## Input data
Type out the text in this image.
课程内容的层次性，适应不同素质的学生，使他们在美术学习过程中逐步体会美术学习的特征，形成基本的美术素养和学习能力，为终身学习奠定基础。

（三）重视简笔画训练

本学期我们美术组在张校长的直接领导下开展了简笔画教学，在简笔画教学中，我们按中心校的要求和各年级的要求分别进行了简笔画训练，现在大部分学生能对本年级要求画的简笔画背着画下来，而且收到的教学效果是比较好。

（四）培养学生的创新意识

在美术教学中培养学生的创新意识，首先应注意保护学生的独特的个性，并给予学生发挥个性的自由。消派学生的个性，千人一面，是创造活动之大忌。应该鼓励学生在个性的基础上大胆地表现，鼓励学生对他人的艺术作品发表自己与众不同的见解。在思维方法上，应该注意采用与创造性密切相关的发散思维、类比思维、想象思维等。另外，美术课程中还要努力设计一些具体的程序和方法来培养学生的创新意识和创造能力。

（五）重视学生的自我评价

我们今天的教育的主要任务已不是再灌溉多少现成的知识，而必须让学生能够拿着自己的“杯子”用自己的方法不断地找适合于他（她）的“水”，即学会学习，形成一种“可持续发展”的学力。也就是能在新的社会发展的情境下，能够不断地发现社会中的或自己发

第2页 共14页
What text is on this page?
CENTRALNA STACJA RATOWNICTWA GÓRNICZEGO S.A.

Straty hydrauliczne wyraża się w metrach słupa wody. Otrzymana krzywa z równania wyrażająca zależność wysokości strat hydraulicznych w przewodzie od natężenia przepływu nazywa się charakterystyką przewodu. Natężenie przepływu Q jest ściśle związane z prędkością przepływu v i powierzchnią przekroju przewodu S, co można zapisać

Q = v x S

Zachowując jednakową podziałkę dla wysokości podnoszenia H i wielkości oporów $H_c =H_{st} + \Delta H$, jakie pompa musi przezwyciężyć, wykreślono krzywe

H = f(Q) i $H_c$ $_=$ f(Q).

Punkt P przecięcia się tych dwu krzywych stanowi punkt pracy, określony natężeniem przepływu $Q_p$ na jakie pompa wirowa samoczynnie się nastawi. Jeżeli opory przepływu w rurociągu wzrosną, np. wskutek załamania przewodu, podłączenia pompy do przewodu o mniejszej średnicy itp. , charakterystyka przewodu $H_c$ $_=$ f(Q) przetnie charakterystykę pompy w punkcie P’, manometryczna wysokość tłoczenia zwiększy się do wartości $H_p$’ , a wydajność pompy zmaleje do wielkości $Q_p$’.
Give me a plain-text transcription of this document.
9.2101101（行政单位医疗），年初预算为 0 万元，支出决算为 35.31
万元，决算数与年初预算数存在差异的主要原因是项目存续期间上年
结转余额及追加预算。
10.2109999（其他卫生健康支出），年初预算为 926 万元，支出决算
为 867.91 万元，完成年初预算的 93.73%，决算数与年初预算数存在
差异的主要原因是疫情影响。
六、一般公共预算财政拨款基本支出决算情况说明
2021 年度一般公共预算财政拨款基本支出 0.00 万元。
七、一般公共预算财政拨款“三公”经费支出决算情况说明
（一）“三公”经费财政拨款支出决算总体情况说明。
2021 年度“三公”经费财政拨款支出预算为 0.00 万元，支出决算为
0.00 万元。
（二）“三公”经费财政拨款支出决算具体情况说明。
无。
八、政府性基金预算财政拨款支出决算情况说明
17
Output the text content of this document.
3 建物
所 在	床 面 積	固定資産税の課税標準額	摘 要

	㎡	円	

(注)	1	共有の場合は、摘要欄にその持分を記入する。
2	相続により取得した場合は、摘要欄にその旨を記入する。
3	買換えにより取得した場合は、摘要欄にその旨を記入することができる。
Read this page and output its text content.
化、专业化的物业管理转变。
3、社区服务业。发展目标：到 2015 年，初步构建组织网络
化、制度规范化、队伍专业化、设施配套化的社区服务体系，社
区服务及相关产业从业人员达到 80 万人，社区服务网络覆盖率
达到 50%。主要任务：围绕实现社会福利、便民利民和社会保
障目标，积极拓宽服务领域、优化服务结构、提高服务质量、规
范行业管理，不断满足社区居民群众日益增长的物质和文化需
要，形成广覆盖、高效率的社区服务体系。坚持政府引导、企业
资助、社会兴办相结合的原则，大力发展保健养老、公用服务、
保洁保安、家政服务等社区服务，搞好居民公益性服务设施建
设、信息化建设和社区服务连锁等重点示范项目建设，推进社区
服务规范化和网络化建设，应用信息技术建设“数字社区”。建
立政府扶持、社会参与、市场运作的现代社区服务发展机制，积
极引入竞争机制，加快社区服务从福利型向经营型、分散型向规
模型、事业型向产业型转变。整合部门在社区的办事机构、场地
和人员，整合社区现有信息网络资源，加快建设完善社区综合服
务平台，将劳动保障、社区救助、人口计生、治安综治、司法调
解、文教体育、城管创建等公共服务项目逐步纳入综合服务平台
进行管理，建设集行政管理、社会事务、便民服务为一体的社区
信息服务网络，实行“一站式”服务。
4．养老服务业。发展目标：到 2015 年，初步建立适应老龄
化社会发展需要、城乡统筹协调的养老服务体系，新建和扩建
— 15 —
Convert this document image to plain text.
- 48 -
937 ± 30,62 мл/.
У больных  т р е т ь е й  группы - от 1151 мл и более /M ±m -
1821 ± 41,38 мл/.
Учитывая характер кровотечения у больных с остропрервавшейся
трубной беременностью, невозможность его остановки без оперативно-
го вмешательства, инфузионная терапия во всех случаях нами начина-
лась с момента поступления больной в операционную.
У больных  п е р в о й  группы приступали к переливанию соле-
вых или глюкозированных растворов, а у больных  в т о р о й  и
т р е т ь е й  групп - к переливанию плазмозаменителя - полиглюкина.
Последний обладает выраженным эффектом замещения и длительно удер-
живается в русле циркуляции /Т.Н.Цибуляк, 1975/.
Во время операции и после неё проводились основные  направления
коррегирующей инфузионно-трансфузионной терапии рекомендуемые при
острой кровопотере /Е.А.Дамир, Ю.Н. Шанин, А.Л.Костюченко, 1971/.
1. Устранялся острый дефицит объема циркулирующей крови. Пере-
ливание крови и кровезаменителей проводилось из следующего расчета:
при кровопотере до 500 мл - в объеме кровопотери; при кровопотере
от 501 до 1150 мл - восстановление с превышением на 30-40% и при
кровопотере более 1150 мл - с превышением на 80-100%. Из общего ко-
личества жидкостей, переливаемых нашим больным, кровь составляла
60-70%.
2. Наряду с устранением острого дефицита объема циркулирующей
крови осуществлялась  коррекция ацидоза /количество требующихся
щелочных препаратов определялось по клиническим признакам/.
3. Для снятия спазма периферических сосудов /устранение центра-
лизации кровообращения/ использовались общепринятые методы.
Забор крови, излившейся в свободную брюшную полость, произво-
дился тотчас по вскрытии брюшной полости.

## Exercise prompt
From the records given above, copy all lines containing "крови".

## Answer to this problem
1. Устранялся острый дефицит объема циркулирующей крови. Пере-
ливание крови и кровезаменителей проводилось из следующего расчета:
крови осуществлялась  коррекция ацидоза /количество требующихся
Забор крови, излившейся в свободную брюшную полость, произво-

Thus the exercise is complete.